- [TASK TO CARRY OUT]: Reproduce every line of the records that follow, character for character, with nothing changed or left out.

- [EXERCISE INPUTS]:
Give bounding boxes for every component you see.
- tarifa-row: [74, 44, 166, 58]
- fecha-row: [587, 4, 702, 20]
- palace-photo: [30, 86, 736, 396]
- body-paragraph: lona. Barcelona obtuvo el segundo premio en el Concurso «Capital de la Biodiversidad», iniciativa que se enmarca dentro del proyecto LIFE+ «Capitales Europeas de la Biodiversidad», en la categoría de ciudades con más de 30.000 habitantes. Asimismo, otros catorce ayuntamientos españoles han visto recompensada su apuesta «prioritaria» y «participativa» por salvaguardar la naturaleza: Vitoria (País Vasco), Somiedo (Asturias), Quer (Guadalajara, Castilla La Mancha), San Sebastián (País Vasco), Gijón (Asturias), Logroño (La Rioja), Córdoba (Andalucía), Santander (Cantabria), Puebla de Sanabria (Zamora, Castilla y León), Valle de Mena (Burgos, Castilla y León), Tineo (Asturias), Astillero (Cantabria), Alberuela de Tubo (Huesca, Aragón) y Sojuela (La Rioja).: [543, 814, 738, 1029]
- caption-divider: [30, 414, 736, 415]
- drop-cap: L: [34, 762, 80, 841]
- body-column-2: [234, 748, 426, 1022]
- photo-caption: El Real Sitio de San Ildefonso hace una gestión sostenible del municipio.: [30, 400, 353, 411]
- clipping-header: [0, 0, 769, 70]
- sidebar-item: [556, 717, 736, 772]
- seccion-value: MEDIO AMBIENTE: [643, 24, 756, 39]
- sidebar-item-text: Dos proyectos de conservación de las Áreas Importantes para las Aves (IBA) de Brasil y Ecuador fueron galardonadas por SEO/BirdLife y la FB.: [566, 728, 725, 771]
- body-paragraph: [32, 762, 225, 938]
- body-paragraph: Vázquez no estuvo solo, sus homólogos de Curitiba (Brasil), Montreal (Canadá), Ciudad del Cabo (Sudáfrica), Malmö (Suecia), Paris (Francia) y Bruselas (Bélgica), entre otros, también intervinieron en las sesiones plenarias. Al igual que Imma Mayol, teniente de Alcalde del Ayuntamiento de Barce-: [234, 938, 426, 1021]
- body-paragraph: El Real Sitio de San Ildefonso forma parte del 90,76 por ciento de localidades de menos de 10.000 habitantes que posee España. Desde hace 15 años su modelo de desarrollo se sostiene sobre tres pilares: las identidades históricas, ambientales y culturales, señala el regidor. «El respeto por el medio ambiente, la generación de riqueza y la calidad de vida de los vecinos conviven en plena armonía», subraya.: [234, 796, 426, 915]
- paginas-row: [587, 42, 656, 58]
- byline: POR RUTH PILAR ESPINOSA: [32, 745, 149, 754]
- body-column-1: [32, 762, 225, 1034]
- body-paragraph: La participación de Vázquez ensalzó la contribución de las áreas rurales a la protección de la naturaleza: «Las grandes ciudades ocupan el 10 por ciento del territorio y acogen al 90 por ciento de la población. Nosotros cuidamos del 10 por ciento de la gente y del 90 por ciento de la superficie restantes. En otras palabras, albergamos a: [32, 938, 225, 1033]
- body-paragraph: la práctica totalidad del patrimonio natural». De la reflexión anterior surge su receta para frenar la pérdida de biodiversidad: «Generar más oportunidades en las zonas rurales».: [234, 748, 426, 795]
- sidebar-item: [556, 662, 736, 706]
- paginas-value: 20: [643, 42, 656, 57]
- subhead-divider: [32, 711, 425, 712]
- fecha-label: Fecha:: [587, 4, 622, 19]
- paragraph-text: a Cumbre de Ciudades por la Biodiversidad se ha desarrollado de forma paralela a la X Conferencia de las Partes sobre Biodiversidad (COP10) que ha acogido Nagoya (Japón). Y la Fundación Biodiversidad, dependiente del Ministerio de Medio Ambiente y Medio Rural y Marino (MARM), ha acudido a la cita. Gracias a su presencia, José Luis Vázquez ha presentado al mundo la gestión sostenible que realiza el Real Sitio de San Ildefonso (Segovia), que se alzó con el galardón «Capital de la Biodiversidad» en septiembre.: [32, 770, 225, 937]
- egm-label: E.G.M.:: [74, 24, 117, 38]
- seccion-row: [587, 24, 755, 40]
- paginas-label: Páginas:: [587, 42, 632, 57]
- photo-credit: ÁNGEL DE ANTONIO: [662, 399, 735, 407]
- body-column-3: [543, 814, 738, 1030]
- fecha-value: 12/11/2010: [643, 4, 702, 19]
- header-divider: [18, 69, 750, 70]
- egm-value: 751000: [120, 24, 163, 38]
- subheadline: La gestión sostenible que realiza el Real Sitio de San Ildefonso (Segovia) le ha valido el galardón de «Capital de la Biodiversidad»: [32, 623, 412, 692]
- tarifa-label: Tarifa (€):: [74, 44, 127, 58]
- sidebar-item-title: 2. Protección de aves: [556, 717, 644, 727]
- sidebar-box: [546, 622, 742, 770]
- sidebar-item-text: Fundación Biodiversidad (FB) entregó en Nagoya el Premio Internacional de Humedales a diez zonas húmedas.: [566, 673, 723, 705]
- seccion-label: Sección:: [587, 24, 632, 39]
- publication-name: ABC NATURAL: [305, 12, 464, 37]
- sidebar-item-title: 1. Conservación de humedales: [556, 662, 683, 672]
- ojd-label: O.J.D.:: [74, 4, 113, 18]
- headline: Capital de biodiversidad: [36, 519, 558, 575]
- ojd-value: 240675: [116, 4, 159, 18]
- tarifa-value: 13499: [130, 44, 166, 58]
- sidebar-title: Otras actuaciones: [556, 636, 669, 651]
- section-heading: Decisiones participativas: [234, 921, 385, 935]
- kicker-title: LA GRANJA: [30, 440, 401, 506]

- [ANSWER TO THIS EXERCISE]:
Give bounding boxes for every component you see.
- tarifa-row: [74, 44, 166, 58]
- fecha-row: [587, 4, 702, 20]
- palace-photo: [30, 86, 736, 396]
- body-paragraph: lona. Barcelona obtuvo el segundo premio en el Concurso «Capital de la Biodiversidad», iniciativa que se enmarca dentro del proyecto LIFE+ «Capitales Europeas de la Biodiversidad», en la categoría de ciudades con más de 30.000 habitantes. Asimismo, otros catorce ayuntamientos españoles han visto recompensada su apuesta «prioritaria» y «participativa» por salvaguardar la naturaleza: Vitoria (País Vasco), Somiedo (Asturias), Quer (Guadalajara, Castilla La Mancha), San Sebastián (País Vasco), Gijón (Asturias), Logroño (La Rioja), Córdoba (Andalucía), Santander (Cantabria), Puebla de Sanabria (Zamora, Castilla y León), Valle de Mena (Burgos, Castilla y León), Tineo (Asturias), Astillero (Cantabria), Alberuela de Tubo (Huesca, Aragón) y Sojuela (La Rioja).: [543, 814, 738, 1029]
- caption-divider: [30, 414, 736, 415]
- drop-cap: L: [34, 762, 80, 841]
- body-column-2: [234, 748, 426, 1022]
- photo-caption: El Real Sitio de San Ildefonso hace una gestión sostenible del municipio.: [30, 400, 353, 411]
- clipping-header: [0, 0, 769, 70]
- sidebar-item: [556, 717, 736, 772]
- seccion-value: MEDIO AMBIENTE: [643, 24, 756, 39]
- sidebar-item-text: Dos proyectos de conservación de las Áreas Importantes para las Aves (IBA) de Brasil y Ecuador fueron galardonadas por SEO/BirdLife y la FB.: [566, 728, 725, 771]
- body-paragraph: [32, 762, 225, 938]
- body-paragraph: Vázquez no estuvo solo, sus homólogos de Curitiba (Brasil), Montreal (Canadá), Ciudad del Cabo (Sudáfrica), Malmö (Suecia), Paris (Francia) y Bruselas (Bélgica), entre otros, también intervinieron en las sesiones plenarias. Al igual que Imma Mayol, teniente de Alcalde del Ayuntamiento de Barce-: [234, 938, 426, 1021]
- body-paragraph: El Real Sitio de San Ildefonso forma parte del 90,76 por ciento de localidades de menos de 10.000 habitantes que posee España. Desde hace 15 años su modelo de desarrollo se sostiene sobre tres pilares: las identidades históricas, ambientales y culturales, señala el regidor. «El respeto por el medio ambiente, la generación de riqueza y la calidad de vida de los vecinos conviven en plena armonía», subraya.: [234, 796, 426, 915]
- paginas-row: [587, 42, 656, 58]
- byline: POR RUTH PILAR ESPINOSA: [32, 745, 149, 754]
- body-column-1: [32, 762, 225, 1034]
- body-paragraph: La participación de Vázquez ensalzó la contribución de las áreas rurales a la protección de la naturaleza: «Las grandes ciudades ocupan el 10 por ciento del territorio y acogen al 90 por ciento de la población. Nosotros cuidamos del 10 por ciento de la gente y del 90 por ciento de la superficie restantes. En otras palabras, albergamos a: [32, 938, 225, 1033]
- body-paragraph: la práctica totalidad del patrimonio natural». De la reflexión anterior surge su receta para frenar la pérdida de biodiversidad: «Generar más oportunidades en las zonas rurales».: [234, 748, 426, 795]
- sidebar-item: [556, 662, 736, 706]
- paginas-value: 20: [643, 42, 656, 57]
- subhead-divider: [32, 711, 425, 712]
- fecha-label: Fecha:: [587, 4, 622, 19]
- paragraph-text: a Cumbre de Ciudades por la Biodiversidad se ha desarrollado de forma paralela a la X Conferencia de las Partes sobre Biodiversidad (COP10) que ha acogido Nagoya (Japón). Y la Fundación Biodiversidad, dependiente del Ministerio de Medio Ambiente y Medio Rural y Marino (MARM), ha acudido a la cita. Gracias a su presencia, José Luis Vázquez ha presentado al mundo la gestión sostenible que realiza el Real Sitio de San Ildefonso (Segovia), que se alzó con el galardón «Capital de la Biodiversidad» en septiembre.: [32, 770, 225, 937]
- egm-label: E.G.M.:: [74, 24, 117, 38]
- seccion-row: [587, 24, 755, 40]
- paginas-label: Páginas:: [587, 42, 632, 57]
- photo-credit: ÁNGEL DE ANTONIO: [662, 399, 735, 407]
- body-column-3: [543, 814, 738, 1030]
- fecha-value: 12/11/2010: [643, 4, 702, 19]
- header-divider: [18, 69, 750, 70]
- egm-value: 751000: [120, 24, 163, 38]
- subheadline: La gestión sostenible que realiza el Real Sitio de San Ildefonso (Segovia) le ha valido el galardón de «Capital de la Biodiversidad»: [32, 623, 412, 692]
- tarifa-label: Tarifa (€):: [74, 44, 127, 58]
- sidebar-item-title: 2. Protección de aves: [556, 717, 644, 727]
- sidebar-box: [546, 622, 742, 770]
- sidebar-item-text: Fundación Biodiversidad (FB) entregó en Nagoya el Premio Internacional de Humedales a diez zonas húmedas.: [566, 673, 723, 705]
- seccion-label: Sección:: [587, 24, 632, 39]
- publication-name: ABC NATURAL: [305, 12, 464, 37]
- sidebar-item-title: 1. Conservación de humedales: [556, 662, 683, 672]
- ojd-label: O.J.D.:: [74, 4, 113, 18]
- headline: Capital de biodiversidad: [36, 519, 558, 575]
- ojd-value: 240675: [116, 4, 159, 18]
- tarifa-value: 13499: [130, 44, 166, 58]
- sidebar-title: Otras actuaciones: [556, 636, 669, 651]
- section-heading: Decisiones participativas: [234, 921, 385, 935]
- kicker-title: LA GRANJA: [30, 440, 401, 506]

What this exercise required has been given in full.